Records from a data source
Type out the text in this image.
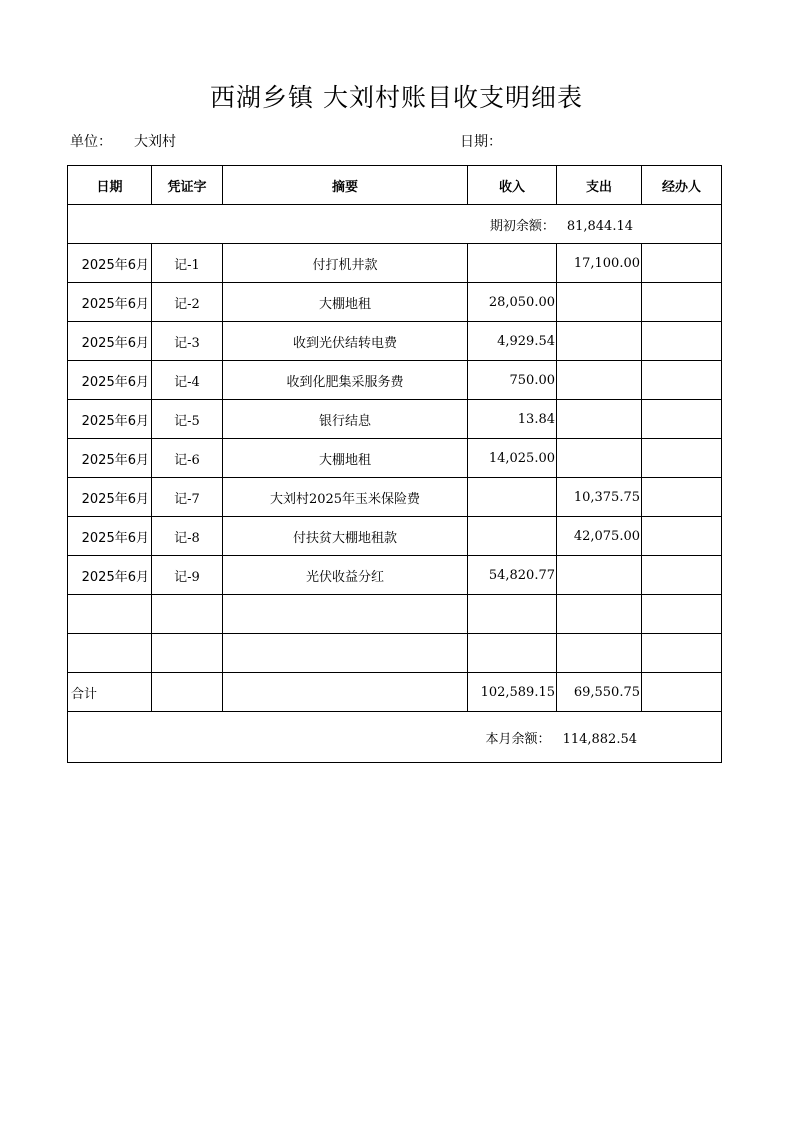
西湖乡镇 大刘村账目收支明细表
单位： 大刘村	日期：
日期	凭证字	摘要	收入	支出	经办人
期初余额： 81,844.14					
2025年6月	记-1	付打机井款		17,100.00	
2025年6月	记-2	大棚地租	28,050.00		
2025年6月	记-3	收到光伏结转电费	4,929.54		
2025年6月	记-4	收到化肥集采服务费	750.00		
2025年6月	记-5	银行结息	13.84		
2025年6月	记-6	大棚地租	14,025.00		
2025年6月	记-7	大刘村2025年玉米保险费		10,375.75	
2025年6月	记-8	付扶贫大棚地租款		42,075.00	
2025年6月	记-9	光伏收益分红	54,820.77		

合计			102,589.15	69,550.75	
本月余额： 114,882.54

[Task statement]: Output a faithful copy of the data, with each picture left out.

[Written response]:
Type out the text in this image.
西湖乡镇 大刘村账目收支明细表
单位： 大刘村	日期：
日期	凭证字	摘要	收入	支出	经办人
期初余额： 81,844.14					
2025年6月	记-1	付打机井款		17,100.00	
2025年6月	记-2	大棚地租	28,050.00		
2025年6月	记-3	收到光伏结转电费	4,929.54		
2025年6月	记-4	收到化肥集采服务费	750.00		
2025年6月	记-5	银行结息	13.84		
2025年6月	记-6	大棚地租	14,025.00		
2025年6月	记-7	大刘村2025年玉米保险费		10,375.75	
2025年6月	记-8	付扶贫大棚地租款		42,075.00	
2025年6月	记-9	光伏收益分红	54,820.77		

合计			102,589.15	69,550.75	
本月余额： 114,882.54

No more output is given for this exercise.